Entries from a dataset
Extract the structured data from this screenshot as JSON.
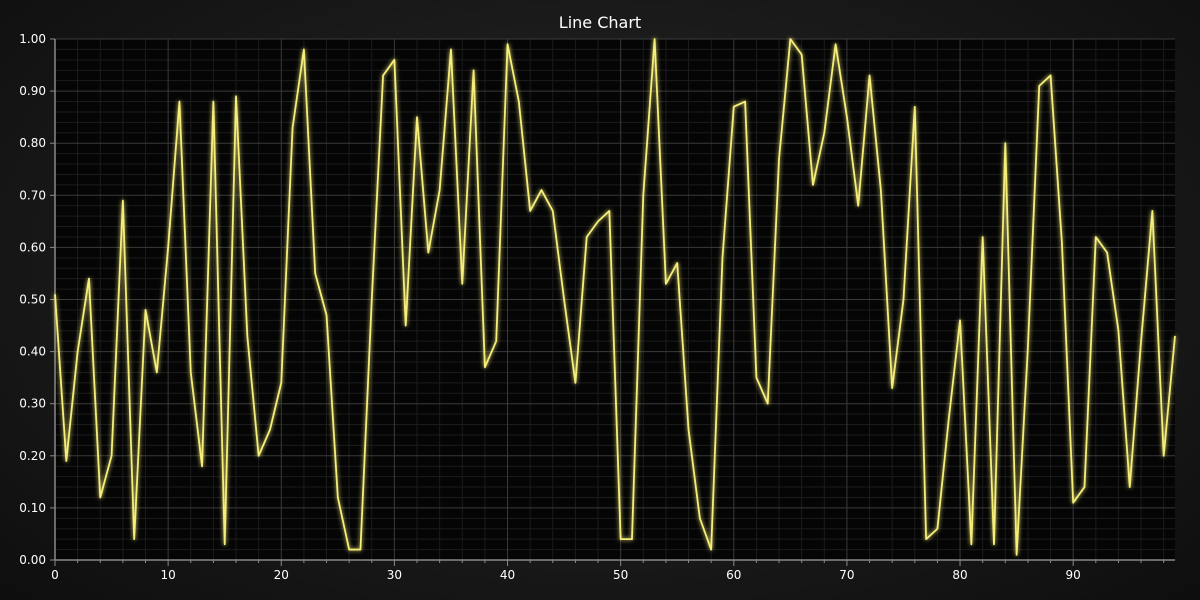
{
  "chart_data": {
    "type": "line",
    "title": "Line Chart",
    "xlabel": "",
    "ylabel": "",
    "xlim": [
      0,
      99
    ],
    "ylim": [
      0,
      1
    ],
    "x_ticks": [
      0,
      10,
      20,
      30,
      40,
      50,
      60,
      70,
      80,
      90
    ],
    "x_tick_labels": [
      "0",
      "10",
      "20",
      "30",
      "40",
      "50",
      "60",
      "70",
      "80",
      "90"
    ],
    "y_ticks": [
      0,
      0.1,
      0.2,
      0.3,
      0.4,
      0.5,
      0.6,
      0.7,
      0.8,
      0.9,
      1.0
    ],
    "y_tick_labels": [
      "0.00",
      "0.10",
      "0.20",
      "0.30",
      "0.40",
      "0.50",
      "0.60",
      "0.70",
      "0.80",
      "0.90",
      "1.00"
    ],
    "grid": true,
    "colors": {
      "series": "#f5ee7a",
      "plot_background": "#050505",
      "grid_major": "#3a3a3a",
      "grid_minor": "#1c1c1c",
      "axis": "#8a8a8a"
    },
    "series": [
      {
        "values": [
          0.51,
          0.19,
          0.4,
          0.54,
          0.12,
          0.2,
          0.69,
          0.04,
          0.48,
          0.36,
          0.6,
          0.88,
          0.36,
          0.18,
          0.88,
          0.03,
          0.89,
          0.43,
          0.2,
          0.25,
          0.34,
          0.83,
          0.98,
          0.55,
          0.47,
          0.12,
          0.02,
          0.02,
          0.5,
          0.93,
          0.96,
          0.45,
          0.85,
          0.59,
          0.71,
          0.98,
          0.53,
          0.94,
          0.37,
          0.42,
          0.99,
          0.88,
          0.67,
          0.71,
          0.67,
          0.5,
          0.34,
          0.62,
          0.65,
          0.67,
          0.04,
          0.04,
          0.7,
          1.0,
          0.53,
          0.57,
          0.25,
          0.08,
          0.02,
          0.58,
          0.87,
          0.88,
          0.35,
          0.3,
          0.77,
          1.0,
          0.97,
          0.72,
          0.82,
          0.99,
          0.85,
          0.68,
          0.93,
          0.71,
          0.33,
          0.5,
          0.87,
          0.04,
          0.06,
          0.27,
          0.46,
          0.03,
          0.62,
          0.03,
          0.8,
          0.01,
          0.41,
          0.91,
          0.93,
          0.61,
          0.11,
          0.14,
          0.62,
          0.59,
          0.44,
          0.14,
          0.42,
          0.67,
          0.2,
          0.43
        ]
      }
    ]
  }
}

Aim:
Quote all the lines above exactly as given. Do not include the pictures.

Written response:
Extract the structured data from this screenshot as JSON.
{
  "chart_data": {
    "type": "line",
    "title": "Line Chart",
    "xlabel": "",
    "ylabel": "",
    "xlim": [
      0,
      99
    ],
    "ylim": [
      0,
      1
    ],
    "x_ticks": [
      0,
      10,
      20,
      30,
      40,
      50,
      60,
      70,
      80,
      90
    ],
    "x_tick_labels": [
      "0",
      "10",
      "20",
      "30",
      "40",
      "50",
      "60",
      "70",
      "80",
      "90"
    ],
    "y_ticks": [
      0,
      0.1,
      0.2,
      0.3,
      0.4,
      0.5,
      0.6,
      0.7,
      0.8,
      0.9,
      1.0
    ],
    "y_tick_labels": [
      "0.00",
      "0.10",
      "0.20",
      "0.30",
      "0.40",
      "0.50",
      "0.60",
      "0.70",
      "0.80",
      "0.90",
      "1.00"
    ],
    "grid": true,
    "colors": {
      "series": "#f5ee7a",
      "plot_background": "#050505",
      "grid_major": "#3a3a3a",
      "grid_minor": "#1c1c1c",
      "axis": "#8a8a8a"
    },
    "series": [
      {
        "values": [
          0.51,
          0.19,
          0.4,
          0.54,
          0.12,
          0.2,
          0.69,
          0.04,
          0.48,
          0.36,
          0.6,
          0.88,
          0.36,
          0.18,
          0.88,
          0.03,
          0.89,
          0.43,
          0.2,
          0.25,
          0.34,
          0.83,
          0.98,
          0.55,
          0.47,
          0.12,
          0.02,
          0.02,
          0.5,
          0.93,
          0.96,
          0.45,
          0.85,
          0.59,
          0.71,
          0.98,
          0.53,
          0.94,
          0.37,
          0.42,
          0.99,
          0.88,
          0.67,
          0.71,
          0.67,
          0.5,
          0.34,
          0.62,
          0.65,
          0.67,
          0.04,
          0.04,
          0.7,
          1.0,
          0.53,
          0.57,
          0.25,
          0.08,
          0.02,
          0.58,
          0.87,
          0.88,
          0.35,
          0.3,
          0.77,
          1.0,
          0.97,
          0.72,
          0.82,
          0.99,
          0.85,
          0.68,
          0.93,
          0.71,
          0.33,
          0.5,
          0.87,
          0.04,
          0.06,
          0.27,
          0.46,
          0.03,
          0.62,
          0.03,
          0.8,
          0.01,
          0.41,
          0.91,
          0.93,
          0.61,
          0.11,
          0.14,
          0.62,
          0.59,
          0.44,
          0.14,
          0.42,
          0.67,
          0.2,
          0.43
        ]
      }
    ]
  }
}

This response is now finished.